> [Reading text]:
Icing Safety Actions
Safety concerns about the adequacy of the icing certification standards were brought to the forefront of public and governmental attention by a 1994 accident in Roselawn, Indiana, involving an Avions de Transport Regional ATR 72 series airplane. The NTSB attributed this accident to what we now call SLD–an icing phenomenon that, at the time, was not fully understood. Shortly after this accident, the FAA initiated a review of aircraft safety in icing conditions to determine what could be done to increase safety. This review resulted in our current icing program.
As meteorologists will attest, simply understanding some of these icing phenomena are difficult and complex. Determining how to address these complex phenomena to support safe aircraft operations takes additional time and extensive research. That is why we tackle the dangers of icing with a multi-prong approach. To address those threats that are clearly understood or for which immediate mitigation is available, we take immediate safety action. In the meantime, concurrent research and development and rulemaking efforts are underway. To date, our icing program includes seven rulemaking initiatives–three have been adopted as final rules, while others are in various stages of development. Additionally, we have issued over 200 ADs on 50 different aircraft models, and have undertaken other operational training and mitigation initiatives.

> [Request]:
Reproduce word for word everything in the icing safety passage from "As meteorologists will" down to "and mitigation initiatives.". Rely on the icing safety passage alone and bring in no outside knowledge.

> [Data]:
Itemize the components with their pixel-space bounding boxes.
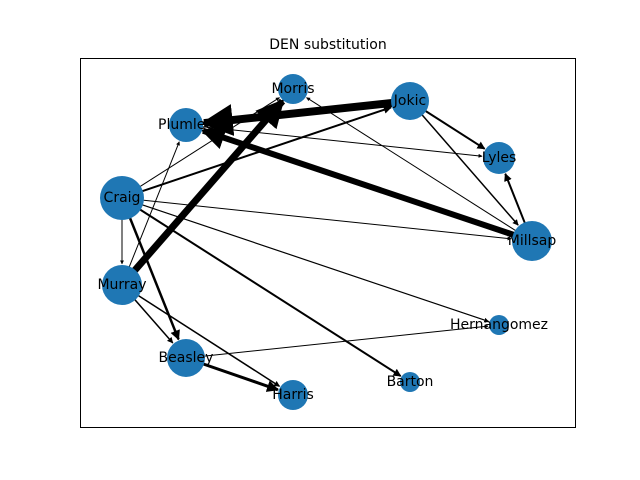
node-label: Murray: [97, 277, 146, 293]
node-craig: Craig: [100, 176, 144, 220]
node-circle: [278, 74, 308, 104]
node-label: Craig: [104, 190, 141, 206]
edge-millsap-to-plumlee: [200, 126, 526, 242]
edge-jokic-to-plumlee: [200, 97, 403, 136]
edge-craig-to-barton: [128, 201, 402, 377]
node-circle: [167, 339, 205, 377]
node-circle: [102, 265, 142, 305]
node-circle: [489, 315, 509, 335]
node-lyles: Lyles: [482, 142, 517, 174]
edge-layer: [120, 97, 530, 392]
node-morris: Morris: [271, 74, 315, 104]
node-circle: [278, 380, 308, 410]
node-circle: [391, 82, 429, 120]
node-barton: Barton: [387, 372, 434, 392]
edge-murray-to-plumlee: [124, 141, 180, 278]
node-hernangomez: Hernangomez: [450, 315, 548, 335]
edge-beasley-to-harris: [192, 359, 280, 392]
edge-craig-to-millsap: [130, 198, 512, 241]
node-label: Harris: [272, 387, 314, 403]
plot-frame: [80, 58, 576, 428]
node-label: Beasley: [159, 350, 214, 366]
node-harris: Harris: [272, 380, 314, 410]
node-plumlee: Plumlee: [158, 108, 214, 142]
edge-plumlee-to-lyles: [192, 125, 483, 158]
node-label: Morris: [271, 81, 314, 97]
node-label: Millsap: [508, 233, 557, 249]
edge-beasley-to-hernangomez: [193, 324, 489, 358]
node-circle: [483, 142, 515, 174]
node-circle: [100, 176, 144, 220]
node-circle: [400, 372, 420, 392]
edge-murray-to-harris: [128, 288, 281, 387]
edge-craig-to-beasley: [124, 205, 180, 341]
node-murray: Murray: [97, 265, 147, 305]
node-millsap: Millsap: [508, 221, 557, 261]
node-beasley: Beasley: [159, 339, 214, 377]
node-label: Lyles: [482, 150, 517, 166]
edge-murray-to-morris: [124, 98, 286, 282]
node-circle: [512, 221, 552, 261]
node-label: Plumlee: [158, 117, 214, 133]
node-layer: Morris Jokic Plumlee Lyles Craig Millsap Murra…: [97, 74, 556, 410]
node-circle: [169, 108, 203, 142]
node-label: Hernangomez: [450, 317, 548, 333]
edge-craig-to-jokic: [130, 105, 392, 197]
edge-craig-to-morris: [129, 97, 280, 194]
node-label: Jokic: [393, 93, 426, 109]
edge-jokic-to-lyles: [415, 104, 486, 150]
node-jokic: Jokic: [391, 82, 429, 120]
diagram-title: DEN substitution: [269, 37, 386, 53]
edge-jokic-to-millsap: [414, 106, 519, 226]
edge-craig-to-hernangomez: [130, 200, 490, 323]
edge-millsap-to-morris: [306, 97, 526, 238]
node-label: Barton: [387, 374, 434, 390]
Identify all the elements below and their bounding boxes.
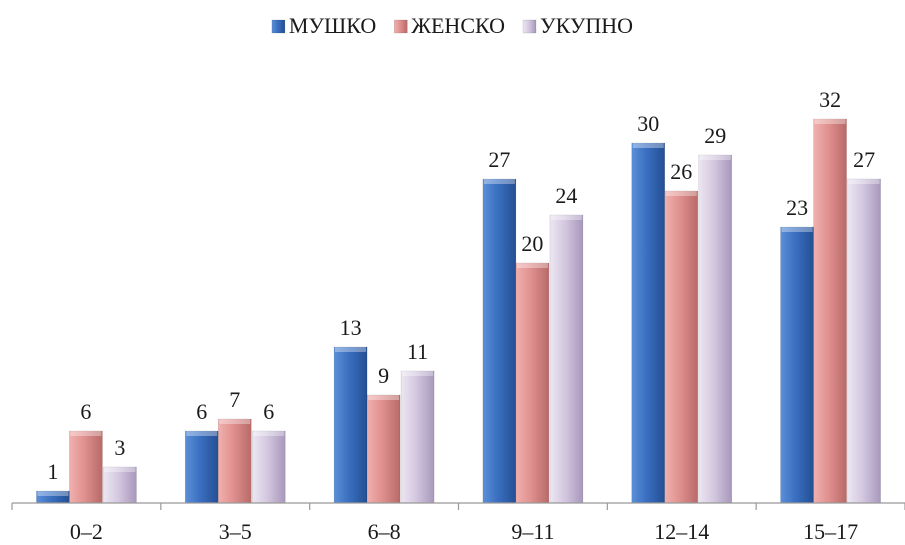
- legend-label: УКУПНО: [540, 13, 633, 38]
- bar-ЖЕНСКО-0–2: [69, 430, 103, 504]
- bar-УКУПНО-9–11: [549, 214, 584, 504]
- bar-highlight: [781, 227, 813, 232]
- bar-ЖЕНСКО-9–11: [515, 262, 550, 504]
- bar-highlight: [632, 143, 664, 148]
- bar-УКУПНО-15–17: [847, 178, 881, 504]
- legend: МУШКО ЖЕНСКО УКУПНО: [271, 13, 633, 38]
- bar-highlight: [219, 419, 251, 424]
- x-tick-label: 0–2: [70, 519, 103, 544]
- bar-highlight: [368, 395, 400, 400]
- bar-УКУПНО-12–14: [698, 154, 733, 504]
- data-label: 29: [704, 123, 726, 148]
- legend-label: ЖЕНСКО: [411, 13, 505, 38]
- bars-group: [36, 118, 881, 504]
- data-label: 6: [196, 399, 207, 424]
- legend-swatch: [271, 19, 286, 34]
- data-label: 27: [488, 147, 510, 172]
- data-label: 20: [521, 231, 543, 256]
- bar-highlight: [402, 371, 434, 376]
- data-label: 11: [407, 339, 428, 364]
- bar-ЖЕНСКО-3–5: [217, 418, 252, 504]
- bar-highlight: [335, 347, 367, 352]
- bar-highlight: [70, 431, 102, 436]
- data-label: 3: [114, 435, 125, 460]
- x-tick-label: 6–8: [368, 519, 401, 544]
- bar-МУШКО-6–8: [333, 346, 368, 504]
- data-label: 6: [263, 399, 274, 424]
- data-label: 7: [229, 387, 240, 412]
- bar-highlight: [699, 155, 731, 160]
- bar-УКУПНО-0–2: [103, 466, 137, 504]
- bar-МУШКО-3–5: [184, 430, 219, 504]
- bar-УКУПНО-6–8: [400, 370, 435, 504]
- bar-highlight: [814, 119, 846, 124]
- bar-МУШКО-9–11: [482, 178, 517, 504]
- data-label: 1: [47, 459, 58, 484]
- legend-swatch: [394, 19, 408, 34]
- legend-label: МУШКО: [289, 13, 376, 38]
- data-label: 6: [80, 399, 91, 424]
- data-label: 30: [637, 111, 659, 136]
- data-label: 9: [378, 363, 389, 388]
- data-label: 24: [555, 183, 577, 208]
- bar-highlight: [550, 215, 582, 220]
- bar-УКУПНО-3–5: [251, 430, 286, 504]
- bar-highlight: [848, 179, 880, 184]
- x-tick-label: 9–11: [511, 519, 554, 544]
- bar-highlight: [516, 263, 548, 268]
- bar-highlight: [37, 491, 69, 496]
- legend-item: МУШКО: [271, 13, 376, 38]
- bar-ЖЕНСКО-12–14: [664, 190, 699, 504]
- bar-ЖЕНСКО-6–8: [366, 394, 401, 504]
- data-label: 26: [670, 159, 692, 184]
- bar-highlight: [483, 179, 515, 184]
- data-label: 23: [786, 195, 808, 220]
- bar-highlight: [104, 467, 136, 472]
- x-axis: 0–2 3–5 6–8 9–11 12–14 15–17: [11, 502, 905, 544]
- data-label: 13: [340, 315, 362, 340]
- bar-highlight: [253, 431, 285, 436]
- bar-highlight: [186, 431, 218, 436]
- bar-МУШКО-12–14: [631, 142, 666, 504]
- x-tick-label: 3–5: [219, 519, 252, 544]
- bar-МУШКО-15–17: [780, 226, 814, 504]
- legend-item: ЖЕНСКО: [394, 13, 505, 38]
- legend-item: УКУПНО: [522, 13, 633, 38]
- bar-highlight: [665, 191, 697, 196]
- legend-swatch: [522, 19, 537, 34]
- x-tick-label: 12–14: [654, 519, 709, 544]
- data-label: 27: [853, 147, 875, 172]
- data-label: 32: [819, 87, 841, 112]
- x-tick-label: 15–17: [803, 519, 858, 544]
- bar-ЖЕНСКО-15–17: [813, 118, 847, 504]
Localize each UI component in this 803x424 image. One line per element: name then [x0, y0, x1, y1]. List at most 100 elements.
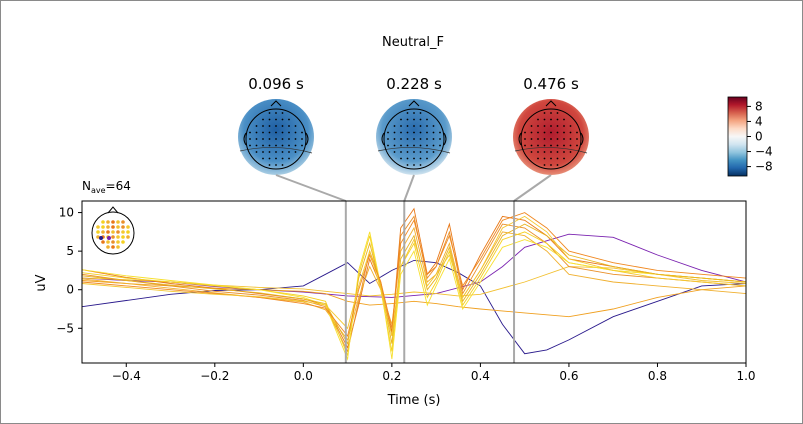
- topomap-sensor: [268, 157, 271, 160]
- topomap-sensor: [432, 125, 435, 127]
- topomap-sensor: [281, 131, 284, 134]
- inset-sensor-dot: [126, 230, 130, 234]
- topomap-sensor: [275, 151, 277, 153]
- topomap-sensor: [537, 144, 539, 147]
- topomap-sensor: [275, 157, 277, 160]
- topomap-sensor: [439, 138, 441, 140]
- topomap-sensor: [550, 151, 552, 153]
- inset-sensor-dot: [106, 245, 110, 249]
- topomap-sensor: [281, 157, 284, 160]
- x-tick-label: −0.4: [112, 369, 141, 383]
- evoked-traces: [82, 207, 746, 361]
- topomap-sensor: [255, 138, 258, 140]
- topomap-time-label: 0.476 s: [523, 75, 579, 93]
- y-tick-label: 10: [59, 206, 74, 220]
- marker-connectors: [275, 174, 552, 202]
- plot-area: [81, 200, 747, 364]
- topomap-sensor: [281, 164, 284, 166]
- trace-line-5: [82, 215, 746, 353]
- topomap-sensor: [301, 131, 303, 134]
- topomap-sensor: [439, 144, 441, 147]
- topomap-sensor: [288, 144, 290, 147]
- topomap-sensor: [543, 164, 546, 166]
- topomap-time-label: 0.096 s: [248, 75, 304, 93]
- topomap-nose: [270, 100, 282, 107]
- topomap-sensor: [406, 138, 409, 140]
- topomap-sensor: [393, 144, 396, 147]
- marker-connector-2: [513, 174, 552, 202]
- topomap-sensor: [419, 151, 422, 153]
- topomap-sensor: [294, 131, 297, 134]
- topomap-sensor: [281, 144, 284, 147]
- topomap-sensor: [268, 164, 271, 166]
- topomap-sensor: [413, 164, 415, 166]
- topomap-head: [245, 108, 307, 170]
- topomap-sensor: [288, 151, 290, 153]
- topomap-contour: [239, 147, 313, 154]
- trace-line-7: [82, 231, 746, 358]
- topomap-sensor: [406, 144, 409, 147]
- topomap-sensor: [262, 118, 264, 121]
- topomap-sensor: [400, 151, 402, 153]
- topomap-sensor: [524, 138, 526, 140]
- topomap-sensor: [387, 131, 389, 134]
- topomap-sensor: [275, 118, 277, 121]
- topomap-sensor: [262, 125, 264, 127]
- inset-sensor-dot: [116, 230, 120, 234]
- nave-label: Nave=64: [82, 179, 131, 195]
- topomap-sensor: [537, 125, 539, 127]
- topomap-sensor: [537, 138, 539, 140]
- topomap-sensor: [294, 144, 297, 147]
- topomap-sensor: [419, 112, 422, 114]
- topomap-sensor: [413, 151, 415, 153]
- topomap-sensor: [406, 112, 409, 114]
- topomap-sensor: [387, 138, 389, 140]
- topomap-sensor: [249, 138, 251, 140]
- topomap-sensor: [524, 144, 526, 147]
- topomap-sensor: [426, 118, 428, 121]
- x-tick-label: 1.0: [736, 369, 755, 383]
- colorbar-gradient: [727, 96, 748, 177]
- topomap-sensor: [576, 131, 578, 134]
- trace-line-9: [82, 223, 746, 346]
- topomap-sensor: [556, 157, 559, 160]
- topomap-sensor: [550, 118, 552, 121]
- marker-connector-1: [403, 174, 415, 202]
- topomap-sensor: [419, 138, 422, 140]
- inset-nose: [107, 206, 119, 214]
- topomap-sensor: [413, 112, 415, 114]
- topomap-sensor: [301, 144, 303, 147]
- topomap-right-ear: [580, 132, 584, 146]
- topomap-sensor: [275, 125, 277, 127]
- topomap-sensor: [419, 131, 422, 134]
- inset-sensor-dot: [116, 225, 120, 229]
- colorbar-tick-label: 4: [755, 114, 763, 128]
- inset-sensor-dot: [121, 230, 125, 234]
- topomap-left-ear: [381, 132, 385, 146]
- topomap-head: [383, 108, 445, 170]
- colorbar-tick-label: −8: [755, 160, 773, 174]
- topomap-sensor: [556, 131, 559, 134]
- x-tick-label: −0.2: [200, 369, 229, 383]
- inset-sensor-dot: [107, 236, 111, 240]
- inset-sensor-dot: [101, 225, 105, 229]
- topomap-sensor: [537, 118, 539, 121]
- topomap-sensor: [413, 157, 415, 160]
- inset-sensor-dot: [111, 245, 115, 249]
- x-axis-label: Time (s): [387, 393, 441, 408]
- inset-sensor-dot: [99, 236, 103, 240]
- topomap-sensor: [281, 151, 284, 153]
- marker-connector-0: [275, 174, 347, 202]
- topomap-sensor: [569, 144, 572, 147]
- topomap-sensor: [249, 131, 251, 134]
- topomap-sensor: [268, 138, 271, 140]
- figure-title: Neutral_F: [382, 35, 444, 50]
- topomap-sensor: [563, 151, 565, 153]
- topomap-sensor: [556, 118, 559, 121]
- topomap-sensor: [262, 157, 264, 160]
- nave-n: N: [82, 179, 91, 193]
- topomap-sensor: [400, 144, 402, 147]
- inset-sensor-dot: [101, 220, 105, 224]
- topomap-sensor: [576, 138, 578, 140]
- topomap-time-label: 0.228 s: [386, 75, 442, 93]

> [Written reply]:
As meteorologists will attest, simply understanding some of these icing phenomena are difficult and complex. Determining how to address these complex phenomena to support safe aircraft operations takes additional time and extensive research. That is why we tackle the dangers of icing with a multi-prong approach. To address those threats that are clearly understood or for which immediate mitigation is available, we take immediate safety action. In the meantime, concurrent research and development and rulemaking efforts are underway. To date, our icing program includes seven rulemaking initiatives–three have been adopted as final rules, while others are in various stages of development. Additionally, we have issued over 200 ADs on 50 different aircraft models, and have undertaken other operational training and mitigation initiatives.